======== Passage to read

In this study, a numerical model for the geothermal reservoir containing natural fractures is established for the multi-physical numerical simulations within COMSOL Multiphysics software. In the model, the circulation fluid flows into the reservoir from the injection well and then is pumped out through the production well after the heat exchange with reservoir rock. The physical and mechanical parameters of reservoir rock matrix and natural fractures are listed in Table 1. In this study, three physical processes, solid deformation, Darcy's seepage, and the heat transfer in porous media, are used and their governing equations have been stated in Section 2.1.

Table 1. Model parameters for numerical simulations on Yangbajing geothermal system.

================
======== Extracted material

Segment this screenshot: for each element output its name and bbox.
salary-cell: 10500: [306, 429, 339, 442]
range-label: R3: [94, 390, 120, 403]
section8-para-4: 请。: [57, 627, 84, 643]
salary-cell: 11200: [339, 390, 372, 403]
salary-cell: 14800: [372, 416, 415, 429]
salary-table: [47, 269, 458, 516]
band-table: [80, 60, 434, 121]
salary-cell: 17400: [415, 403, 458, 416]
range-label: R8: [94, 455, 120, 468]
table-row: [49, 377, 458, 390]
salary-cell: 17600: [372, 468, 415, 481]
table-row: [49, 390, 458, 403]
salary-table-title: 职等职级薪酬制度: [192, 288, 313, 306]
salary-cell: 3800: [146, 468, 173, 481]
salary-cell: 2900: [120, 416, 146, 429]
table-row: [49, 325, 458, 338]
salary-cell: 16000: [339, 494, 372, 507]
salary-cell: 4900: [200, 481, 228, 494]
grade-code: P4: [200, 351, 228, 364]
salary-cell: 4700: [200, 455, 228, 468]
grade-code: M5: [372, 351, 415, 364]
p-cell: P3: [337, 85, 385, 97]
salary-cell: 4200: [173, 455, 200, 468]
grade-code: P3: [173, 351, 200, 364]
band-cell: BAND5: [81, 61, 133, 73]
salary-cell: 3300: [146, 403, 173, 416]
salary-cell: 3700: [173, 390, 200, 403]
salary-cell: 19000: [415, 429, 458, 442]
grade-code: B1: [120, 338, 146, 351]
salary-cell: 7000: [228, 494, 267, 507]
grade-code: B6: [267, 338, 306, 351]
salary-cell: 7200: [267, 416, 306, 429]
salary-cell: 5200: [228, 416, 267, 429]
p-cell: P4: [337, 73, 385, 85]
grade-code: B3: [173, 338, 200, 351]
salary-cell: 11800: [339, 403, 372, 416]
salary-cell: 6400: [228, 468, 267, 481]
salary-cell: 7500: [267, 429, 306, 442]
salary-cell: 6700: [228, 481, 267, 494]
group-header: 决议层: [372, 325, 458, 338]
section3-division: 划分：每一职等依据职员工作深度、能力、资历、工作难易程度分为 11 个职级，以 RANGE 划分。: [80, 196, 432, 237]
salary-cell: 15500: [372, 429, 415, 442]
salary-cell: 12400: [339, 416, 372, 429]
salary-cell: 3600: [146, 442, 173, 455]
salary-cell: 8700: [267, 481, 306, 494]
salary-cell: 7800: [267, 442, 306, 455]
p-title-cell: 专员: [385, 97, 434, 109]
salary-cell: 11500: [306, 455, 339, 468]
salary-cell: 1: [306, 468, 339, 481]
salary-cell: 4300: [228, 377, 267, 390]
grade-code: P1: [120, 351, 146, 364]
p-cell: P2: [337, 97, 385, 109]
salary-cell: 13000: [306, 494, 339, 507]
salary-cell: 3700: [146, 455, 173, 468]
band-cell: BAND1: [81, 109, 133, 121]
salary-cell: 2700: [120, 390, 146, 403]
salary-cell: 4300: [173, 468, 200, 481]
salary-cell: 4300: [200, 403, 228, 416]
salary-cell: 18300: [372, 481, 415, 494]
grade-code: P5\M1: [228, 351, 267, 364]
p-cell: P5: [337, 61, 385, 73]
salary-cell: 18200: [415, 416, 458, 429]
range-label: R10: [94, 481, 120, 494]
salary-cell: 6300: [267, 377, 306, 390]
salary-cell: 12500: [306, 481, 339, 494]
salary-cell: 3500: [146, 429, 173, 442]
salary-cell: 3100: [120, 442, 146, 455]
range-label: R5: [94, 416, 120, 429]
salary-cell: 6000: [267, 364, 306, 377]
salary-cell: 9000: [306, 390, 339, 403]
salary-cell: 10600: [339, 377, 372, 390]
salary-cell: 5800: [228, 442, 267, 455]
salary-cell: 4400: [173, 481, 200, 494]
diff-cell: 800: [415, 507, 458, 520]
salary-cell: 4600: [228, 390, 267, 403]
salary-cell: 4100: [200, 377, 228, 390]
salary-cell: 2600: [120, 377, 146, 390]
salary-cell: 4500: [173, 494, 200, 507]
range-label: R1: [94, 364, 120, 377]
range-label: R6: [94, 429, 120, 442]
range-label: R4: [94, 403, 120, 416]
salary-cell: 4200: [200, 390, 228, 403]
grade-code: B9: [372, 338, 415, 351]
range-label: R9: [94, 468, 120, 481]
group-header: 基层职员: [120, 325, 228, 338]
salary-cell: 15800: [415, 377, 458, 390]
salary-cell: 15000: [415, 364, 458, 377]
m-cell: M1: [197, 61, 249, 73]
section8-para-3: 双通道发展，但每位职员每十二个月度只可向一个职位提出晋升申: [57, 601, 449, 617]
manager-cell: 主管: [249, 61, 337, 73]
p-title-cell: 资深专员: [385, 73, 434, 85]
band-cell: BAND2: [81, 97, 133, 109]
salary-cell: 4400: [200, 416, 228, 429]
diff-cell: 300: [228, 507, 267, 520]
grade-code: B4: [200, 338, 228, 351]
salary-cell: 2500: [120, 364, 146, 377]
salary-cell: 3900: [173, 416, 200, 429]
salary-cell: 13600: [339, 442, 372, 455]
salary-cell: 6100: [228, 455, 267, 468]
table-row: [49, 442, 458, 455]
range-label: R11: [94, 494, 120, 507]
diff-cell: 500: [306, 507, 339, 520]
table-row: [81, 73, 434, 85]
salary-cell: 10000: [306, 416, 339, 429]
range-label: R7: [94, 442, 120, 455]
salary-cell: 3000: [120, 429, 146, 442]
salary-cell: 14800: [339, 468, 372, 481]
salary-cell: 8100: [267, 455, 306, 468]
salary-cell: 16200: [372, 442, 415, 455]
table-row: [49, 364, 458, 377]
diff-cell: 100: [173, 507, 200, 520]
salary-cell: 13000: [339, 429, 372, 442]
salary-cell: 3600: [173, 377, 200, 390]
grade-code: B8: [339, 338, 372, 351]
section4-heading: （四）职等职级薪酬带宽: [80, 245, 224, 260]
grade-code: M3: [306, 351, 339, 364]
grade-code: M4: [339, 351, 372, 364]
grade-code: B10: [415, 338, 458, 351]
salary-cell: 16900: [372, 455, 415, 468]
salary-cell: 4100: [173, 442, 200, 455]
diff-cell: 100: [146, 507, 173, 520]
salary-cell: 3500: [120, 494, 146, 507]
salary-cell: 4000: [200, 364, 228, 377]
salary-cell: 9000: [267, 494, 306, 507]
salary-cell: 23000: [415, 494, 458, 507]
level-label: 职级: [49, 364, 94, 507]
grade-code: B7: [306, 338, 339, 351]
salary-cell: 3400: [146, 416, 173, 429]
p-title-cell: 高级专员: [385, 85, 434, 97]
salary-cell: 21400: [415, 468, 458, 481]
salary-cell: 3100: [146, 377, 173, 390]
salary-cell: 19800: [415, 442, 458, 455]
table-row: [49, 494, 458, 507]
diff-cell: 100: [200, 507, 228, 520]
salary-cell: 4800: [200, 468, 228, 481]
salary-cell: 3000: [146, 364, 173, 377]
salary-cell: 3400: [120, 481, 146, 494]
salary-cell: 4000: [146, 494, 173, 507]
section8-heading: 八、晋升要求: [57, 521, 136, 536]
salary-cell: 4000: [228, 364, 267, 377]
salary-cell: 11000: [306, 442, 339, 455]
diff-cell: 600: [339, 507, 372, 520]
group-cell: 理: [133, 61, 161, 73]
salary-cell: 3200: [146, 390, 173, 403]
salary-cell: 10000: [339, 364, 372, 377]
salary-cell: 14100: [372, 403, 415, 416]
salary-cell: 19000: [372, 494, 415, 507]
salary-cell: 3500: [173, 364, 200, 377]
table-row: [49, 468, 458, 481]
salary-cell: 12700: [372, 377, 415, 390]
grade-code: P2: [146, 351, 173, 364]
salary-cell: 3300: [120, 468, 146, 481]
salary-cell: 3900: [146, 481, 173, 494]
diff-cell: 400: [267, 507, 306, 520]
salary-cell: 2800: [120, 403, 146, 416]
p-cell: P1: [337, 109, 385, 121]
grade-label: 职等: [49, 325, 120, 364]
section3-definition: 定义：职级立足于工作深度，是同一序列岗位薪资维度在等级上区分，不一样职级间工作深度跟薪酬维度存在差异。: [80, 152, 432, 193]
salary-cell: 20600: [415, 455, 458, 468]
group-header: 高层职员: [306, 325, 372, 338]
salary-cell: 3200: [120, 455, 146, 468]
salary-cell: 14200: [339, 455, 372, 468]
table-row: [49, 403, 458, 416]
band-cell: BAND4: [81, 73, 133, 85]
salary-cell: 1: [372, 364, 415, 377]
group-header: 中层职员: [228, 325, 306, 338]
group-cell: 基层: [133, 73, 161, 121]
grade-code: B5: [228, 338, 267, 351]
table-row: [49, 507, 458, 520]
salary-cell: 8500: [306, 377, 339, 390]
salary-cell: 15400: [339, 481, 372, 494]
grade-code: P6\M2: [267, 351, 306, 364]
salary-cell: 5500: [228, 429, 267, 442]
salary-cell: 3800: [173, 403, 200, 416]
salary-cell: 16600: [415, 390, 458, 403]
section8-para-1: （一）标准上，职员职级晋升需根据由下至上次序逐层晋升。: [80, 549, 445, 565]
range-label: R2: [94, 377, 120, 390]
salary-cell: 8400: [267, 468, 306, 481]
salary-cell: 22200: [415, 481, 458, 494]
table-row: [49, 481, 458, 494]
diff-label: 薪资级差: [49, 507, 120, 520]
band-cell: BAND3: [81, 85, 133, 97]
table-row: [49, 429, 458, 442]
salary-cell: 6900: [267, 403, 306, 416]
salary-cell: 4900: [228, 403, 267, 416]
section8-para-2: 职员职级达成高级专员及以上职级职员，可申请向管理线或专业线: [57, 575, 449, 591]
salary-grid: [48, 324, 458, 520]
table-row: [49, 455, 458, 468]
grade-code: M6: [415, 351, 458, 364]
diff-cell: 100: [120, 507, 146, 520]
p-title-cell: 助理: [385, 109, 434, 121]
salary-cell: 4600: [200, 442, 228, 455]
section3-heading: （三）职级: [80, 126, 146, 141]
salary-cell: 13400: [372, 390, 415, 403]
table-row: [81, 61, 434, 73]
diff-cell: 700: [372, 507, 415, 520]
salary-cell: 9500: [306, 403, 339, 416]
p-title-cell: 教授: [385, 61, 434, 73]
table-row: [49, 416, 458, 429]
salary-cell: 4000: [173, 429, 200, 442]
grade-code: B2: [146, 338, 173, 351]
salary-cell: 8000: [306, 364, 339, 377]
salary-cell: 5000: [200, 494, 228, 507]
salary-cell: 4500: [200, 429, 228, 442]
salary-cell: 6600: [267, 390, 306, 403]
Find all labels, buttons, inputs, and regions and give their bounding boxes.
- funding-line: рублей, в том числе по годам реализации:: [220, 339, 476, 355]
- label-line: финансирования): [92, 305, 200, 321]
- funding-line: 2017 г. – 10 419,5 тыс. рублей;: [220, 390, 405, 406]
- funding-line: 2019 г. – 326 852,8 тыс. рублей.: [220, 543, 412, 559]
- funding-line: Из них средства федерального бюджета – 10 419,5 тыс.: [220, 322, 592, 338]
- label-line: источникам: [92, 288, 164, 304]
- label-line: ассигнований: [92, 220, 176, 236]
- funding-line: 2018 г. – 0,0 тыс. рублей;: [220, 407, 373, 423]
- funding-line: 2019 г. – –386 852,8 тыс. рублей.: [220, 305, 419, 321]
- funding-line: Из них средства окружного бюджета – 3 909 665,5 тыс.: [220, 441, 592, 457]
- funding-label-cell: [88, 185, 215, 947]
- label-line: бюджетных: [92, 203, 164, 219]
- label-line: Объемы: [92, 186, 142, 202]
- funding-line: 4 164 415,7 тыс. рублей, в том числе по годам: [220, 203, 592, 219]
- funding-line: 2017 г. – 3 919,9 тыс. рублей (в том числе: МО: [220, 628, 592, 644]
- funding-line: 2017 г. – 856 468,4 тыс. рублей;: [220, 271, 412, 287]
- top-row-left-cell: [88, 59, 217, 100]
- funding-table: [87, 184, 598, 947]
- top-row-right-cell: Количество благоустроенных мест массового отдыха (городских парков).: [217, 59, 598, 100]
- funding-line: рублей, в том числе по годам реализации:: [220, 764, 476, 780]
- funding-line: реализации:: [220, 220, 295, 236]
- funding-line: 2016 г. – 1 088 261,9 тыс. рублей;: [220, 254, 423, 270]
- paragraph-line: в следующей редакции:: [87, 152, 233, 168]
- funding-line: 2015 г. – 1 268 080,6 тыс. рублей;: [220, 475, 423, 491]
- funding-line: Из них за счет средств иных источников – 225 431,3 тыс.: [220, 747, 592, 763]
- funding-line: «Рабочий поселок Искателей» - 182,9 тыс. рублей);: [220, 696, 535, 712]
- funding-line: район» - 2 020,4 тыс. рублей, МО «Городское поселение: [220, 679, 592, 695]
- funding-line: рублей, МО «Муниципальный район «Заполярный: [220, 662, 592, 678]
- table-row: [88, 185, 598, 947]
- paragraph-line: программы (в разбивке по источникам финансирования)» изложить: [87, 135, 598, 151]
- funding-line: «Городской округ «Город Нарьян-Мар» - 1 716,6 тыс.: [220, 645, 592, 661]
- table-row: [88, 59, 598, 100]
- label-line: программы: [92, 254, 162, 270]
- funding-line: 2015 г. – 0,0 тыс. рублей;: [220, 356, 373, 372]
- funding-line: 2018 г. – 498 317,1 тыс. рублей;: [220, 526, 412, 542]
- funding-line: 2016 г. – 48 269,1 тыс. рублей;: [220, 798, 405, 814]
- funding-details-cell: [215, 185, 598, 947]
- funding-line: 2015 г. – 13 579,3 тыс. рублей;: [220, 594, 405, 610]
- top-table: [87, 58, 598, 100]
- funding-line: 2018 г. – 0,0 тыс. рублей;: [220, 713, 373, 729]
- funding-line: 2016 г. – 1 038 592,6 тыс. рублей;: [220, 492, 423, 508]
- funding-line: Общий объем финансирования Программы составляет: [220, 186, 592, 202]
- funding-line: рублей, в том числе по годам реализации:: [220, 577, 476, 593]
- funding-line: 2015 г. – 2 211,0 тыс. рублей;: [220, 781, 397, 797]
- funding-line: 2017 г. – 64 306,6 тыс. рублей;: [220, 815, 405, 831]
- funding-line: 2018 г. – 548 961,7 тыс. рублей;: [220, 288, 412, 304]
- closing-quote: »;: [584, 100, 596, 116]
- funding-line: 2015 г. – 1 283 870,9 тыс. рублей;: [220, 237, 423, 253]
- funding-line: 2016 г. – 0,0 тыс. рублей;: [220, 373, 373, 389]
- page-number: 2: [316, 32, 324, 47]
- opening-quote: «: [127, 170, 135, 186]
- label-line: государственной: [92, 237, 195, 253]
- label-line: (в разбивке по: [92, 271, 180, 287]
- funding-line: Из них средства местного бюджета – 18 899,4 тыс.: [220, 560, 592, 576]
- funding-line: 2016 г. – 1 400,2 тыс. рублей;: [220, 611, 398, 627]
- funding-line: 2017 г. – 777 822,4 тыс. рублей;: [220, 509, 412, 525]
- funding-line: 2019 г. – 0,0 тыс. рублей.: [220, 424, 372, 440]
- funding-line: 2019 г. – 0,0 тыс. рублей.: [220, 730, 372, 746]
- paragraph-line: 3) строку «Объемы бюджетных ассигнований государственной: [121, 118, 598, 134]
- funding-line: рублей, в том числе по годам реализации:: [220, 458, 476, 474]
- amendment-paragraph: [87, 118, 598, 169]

================

**Exercise instructions**
1) In the passage on the geothermal reservoir model, take everything from "In this study, a" down to "Yangbajing geothermal system." and switch "reservoir" to "aquifer" throughout.
2) According to the passage on the geothermal reservoir model, which three physical processes are used in the simulations?
3) Extend the passage on the geothermal reservoir model, starting after its last line.

**Answers**
1)
In this study, a numerical model for the geothermal aquifer containing natural fractures is established for the multi-physical numerical simulations within COMSOL Multiphysics software. In the model, the circulation fluid flows into the aquifer from the injection well and then is pumped out through the production well after the heat exchange with aquifer rock. The physical and mechanical parameters of aquifer rock matrix and natural fractures are listed in Table 1. In this study, three physical processes, solid deformation, Darcy's seepage, and the heat transfer in porous media, are used and their governing equations have been stated in Section 2.1.

Table 1. Model parameters for numerical simulations on Yangbajing geothermal system.

2) Solid deformation, Darcy's seepage, and heat transfer in porous media.

3)
Parameter First Second Third Fourth Fifth
Density (kg/m3) 2616.78 2620.24 2608.99 2591.39 2523.60
Elastic modulus (GPa) 52.97 47.89 40.31 33.88 12.30
Poisson's ratio 0.24 0.35 0.44 0.52 0.65
Porosity (%) 0.57 0.51 0.67 0.91 1.71
Permeability (10−14 m2) 5 5 6 7 9
Coefficient of thermal expansion (Li, 2016) (10−6/°C) 6.00 7.44 9.57 12.52 22.53
Thermal conductivity (W⋅m−1⋅K−1) 3.14 3.25 2.68 2.39 1.89
Specific heat capacity (J⋅kg−1⋅K−1) 825.54 736.57 816.41 922.28 748.93
Biot-Willis (Yu et al., 2021) 0.7 0.7 0.7 0.7 0.7

This study utilizes three physical models, namely, solid mechanics module, Darcy's law module, and heat transfer in porous media. The governing equations for each model are solved using a numerical method and then coupled together to simulate the behavior of the geothermal system. In the solid mechanics module, a linear elastic model and a crack model are utilized, with two crack walls defined as a contact pair. Darcy's law module includes the representation of porous elastic storage areas and fracture flow boundaries. Heat transfer within the porous medium is solved using the energy conservation equation. The coupling of these multiple physical fields is achieved through porous elasticity and thermal expansion. To ensure convergence in the solid mechanics field, the generalized in-time stepping α method (Borden et al., 2012) is employed. To obtain the numerical solution within the transient solver time range, the error of the solution is predicted. If the actual error is less than the set error, the next time step is calculated; otherwise, a new iteration is initiated. To accelerate the convergence of the model, the Anderson's acceleration method and the automatic (Newton) method are adopted.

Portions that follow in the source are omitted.